Your task: Copy out the data exactly, leaving the pictures behind.

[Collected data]
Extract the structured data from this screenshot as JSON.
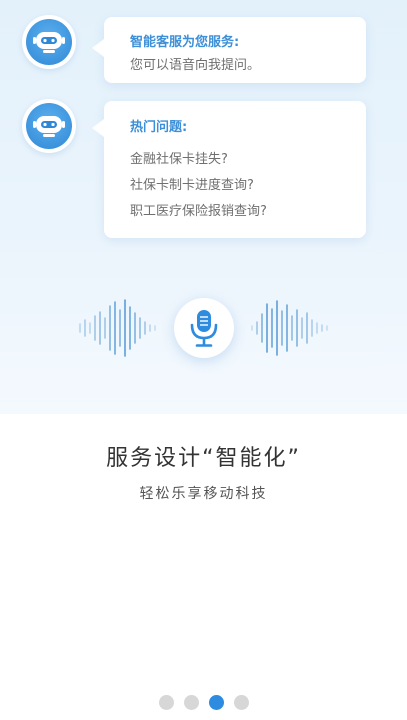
{
  "chat": {
    "greeting": {
      "title": "智能客服为您服务:",
      "text": "您可以语音向我提问。"
    },
    "hot": {
      "title": "热门问题:",
      "questions": [
        "金融社保卡挂失?",
        "社保卡制卡进度查询?",
        "职工医疗保险报销查询?"
      ]
    },
    "bot_icon": "robot-avatar-icon"
  },
  "voice": {
    "mic_icon": "microphone-icon",
    "wave_icon": "sound-wave-icon"
  },
  "intro": {
    "headline": "服务设计“智能化”",
    "subline": "轻松乐享移动科技"
  },
  "pager": {
    "count": 4,
    "active_index": 2
  },
  "colors": {
    "accent": "#2d8be0",
    "title_blue": "#3d8fd8",
    "hero_bg": "#e3f1fb",
    "dot_inactive": "#d7d7d7"
  }
}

Answer to this task:
Extract the structured data from this screenshot as JSON.
{
  "chat": {
    "greeting": {
      "title": "智能客服为您服务:",
      "text": "您可以语音向我提问。"
    },
    "hot": {
      "title": "热门问题:",
      "questions": [
        "金融社保卡挂失?",
        "社保卡制卡进度查询?",
        "职工医疗保险报销查询?"
      ]
    },
    "bot_icon": "robot-avatar-icon"
  },
  "voice": {
    "mic_icon": "microphone-icon",
    "wave_icon": "sound-wave-icon"
  },
  "intro": {
    "headline": "服务设计“智能化”",
    "subline": "轻松乐享移动科技"
  },
  "pager": {
    "count": 4,
    "active_index": 2
  },
  "colors": {
    "accent": "#2d8be0",
    "title_blue": "#3d8fd8",
    "hero_bg": "#e3f1fb",
    "dot_inactive": "#d7d7d7"
  }
}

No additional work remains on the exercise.